* [EXCERPTED RECORDS]
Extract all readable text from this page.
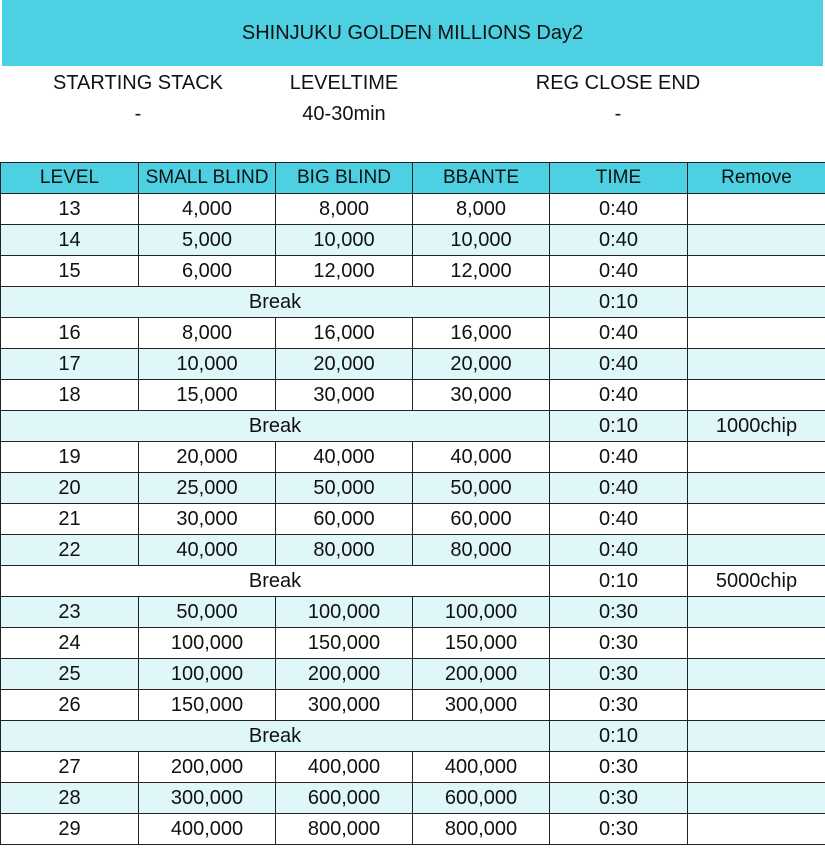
SHINJUKU GOLDEN MILLIONS Day2
STARTING STACK
-
LEVELTIME
40-30min
REG CLOSE END
-
LEVEL	SMALL BLIND	BIG BLIND	BBANTE	TIME	Remove
13	4,000	8,000	8,000	0:40	
14	5,000	10,000	10,000	0:40	
15	6,000	12,000	12,000	0:40	
Break				0:10	
16	8,000	16,000	16,000	0:40	
17	10,000	20,000	20,000	0:40	
18	15,000	30,000	30,000	0:40	
Break				0:10	1000chip
19	20,000	40,000	40,000	0:40	
20	25,000	50,000	50,000	0:40	
21	30,000	60,000	60,000	0:40	
22	40,000	80,000	80,000	0:40	
Break				0:10	5000chip
23	50,000	100,000	100,000	0:30	
24	100,000	150,000	150,000	0:30	
25	100,000	200,000	200,000	0:30	
26	150,000	300,000	300,000	0:30	
Break				0:10	
27	200,000	400,000	400,000	0:30	
28	300,000	600,000	600,000	0:30	
29	400,000	800,000	800,000	0:30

* [WRITTEN EXERCISE]
Omit the pictures. Output every record above word for word.

* [REPLY]
Extract all readable text from this page.
SHINJUKU GOLDEN MILLIONS Day2
STARTING STACK
-
LEVELTIME
40-30min
REG CLOSE END
-
LEVEL	SMALL BLIND	BIG BLIND	BBANTE	TIME	Remove
13	4,000	8,000	8,000	0:40	
14	5,000	10,000	10,000	0:40	
15	6,000	12,000	12,000	0:40	
Break				0:10	
16	8,000	16,000	16,000	0:40	
17	10,000	20,000	20,000	0:40	
18	15,000	30,000	30,000	0:40	
Break				0:10	1000chip
19	20,000	40,000	40,000	0:40	
20	25,000	50,000	50,000	0:40	
21	30,000	60,000	60,000	0:40	
22	40,000	80,000	80,000	0:40	
Break				0:10	5000chip
23	50,000	100,000	100,000	0:30	
24	100,000	150,000	150,000	0:30	
25	100,000	200,000	200,000	0:30	
26	150,000	300,000	300,000	0:30	
Break				0:10	
27	200,000	400,000	400,000	0:30	
28	300,000	600,000	600,000	0:30	
29	400,000	800,000	800,000	0:30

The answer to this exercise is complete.